-- TASK TO CARRY OUT --
Locate the lines that hold the string "Alarms". Copy every such line.
§
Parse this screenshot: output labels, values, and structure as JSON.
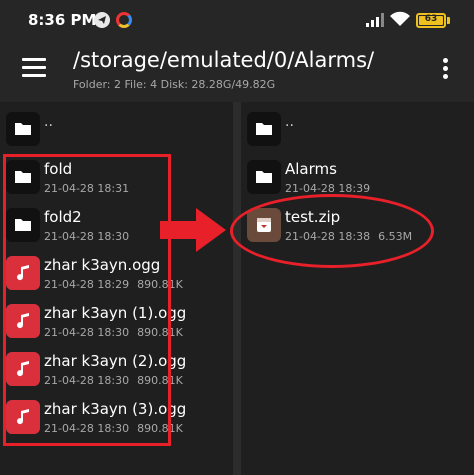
{
  "status": {
    "time": "8:36 PM",
    "battery": "63"
  },
  "toolbar": {
    "path": "/storage/emulated/0/Alarms/",
    "info": "Folder: 2  File: 4  Disk: 28.28G/49.82G"
  },
  "left_pane": {
    "up_label": "..",
    "items": [
      {
        "name": "fold",
        "date": "21-04-28 18:31",
        "size": "",
        "type": "folder"
      },
      {
        "name": "fold2",
        "date": "21-04-28 18:30",
        "size": "",
        "type": "folder"
      },
      {
        "name": "zhar k3ayn.ogg",
        "date": "21-04-28 18:29",
        "size": "890.81K",
        "type": "audio"
      },
      {
        "name": "zhar k3ayn (1).ogg",
        "date": "21-04-28 18:30",
        "size": "890.81K",
        "type": "audio"
      },
      {
        "name": "zhar k3ayn (2).ogg",
        "date": "21-04-28 18:30",
        "size": "890.81K",
        "type": "audio"
      },
      {
        "name": "zhar k3ayn (3).ogg",
        "date": "21-04-28 18:30",
        "size": "890.81K",
        "type": "audio"
      }
    ]
  },
  "right_pane": {
    "up_label": "..",
    "items": [
      {
        "name": "Alarms",
        "date": "21-04-28 18:39",
        "size": "",
        "type": "folder"
      },
      {
        "name": "test.zip",
        "date": "21-04-28 18:38",
        "size": "6.53M",
        "type": "zip"
      }
    ]
  },
  "colors": {
    "annotation": "#e8202a",
    "audio_tile": "#d9303c",
    "zip_tile": "#6a4a3a",
    "background": "#1f1f1f"
  }
}
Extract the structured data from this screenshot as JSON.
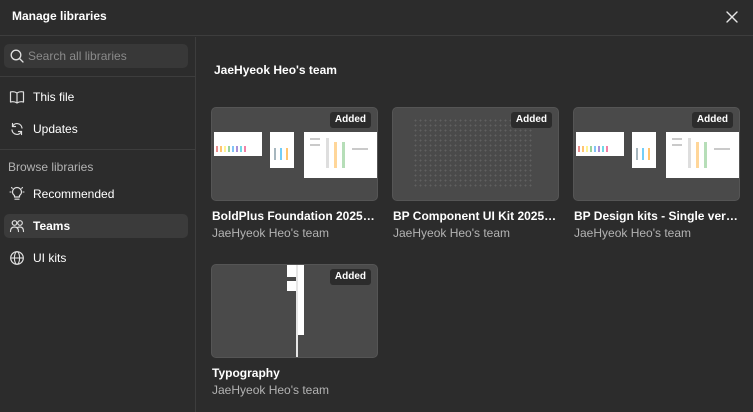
{
  "dialog": {
    "title": "Manage libraries"
  },
  "sidebar": {
    "search_placeholder": "Search all libraries",
    "top_items": [
      {
        "label": "This file",
        "icon": "book-icon"
      },
      {
        "label": "Updates",
        "icon": "refresh-icon"
      }
    ],
    "browse_heading": "Browse libraries",
    "browse_items": [
      {
        "label": "Recommended",
        "icon": "lightbulb-icon",
        "active": false
      },
      {
        "label": "Teams",
        "icon": "people-icon",
        "active": true
      },
      {
        "label": "UI kits",
        "icon": "globe-icon",
        "active": false
      }
    ]
  },
  "main": {
    "team_heading": "JaeHyeok Heo's team",
    "libraries": [
      {
        "title": "BoldPlus Foundation 2025 v1 ...",
        "owner": "JaeHyeok Heo's team",
        "badge": "Added",
        "thumb": "sheets"
      },
      {
        "title": "BP Component UI Kit 2025 (...",
        "owner": "JaeHyeok Heo's team",
        "badge": "Added",
        "thumb": "dots"
      },
      {
        "title": "BP Design kits - Single versio...",
        "owner": "JaeHyeok Heo's team",
        "badge": "Added",
        "thumb": "sheets"
      },
      {
        "title": "Typography",
        "owner": "JaeHyeok Heo's team",
        "badge": "Added",
        "thumb": "typography"
      }
    ]
  },
  "colors": {
    "background": "#2c2c2c",
    "active_item": "#3b3b3b",
    "divider": "#3d3d3d",
    "muted_text": "#b3b3b3"
  }
}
§
-- FULL RESPONSE --
    "path": "/storage/emulated/0/Alarms/",
        "name": "Alarms",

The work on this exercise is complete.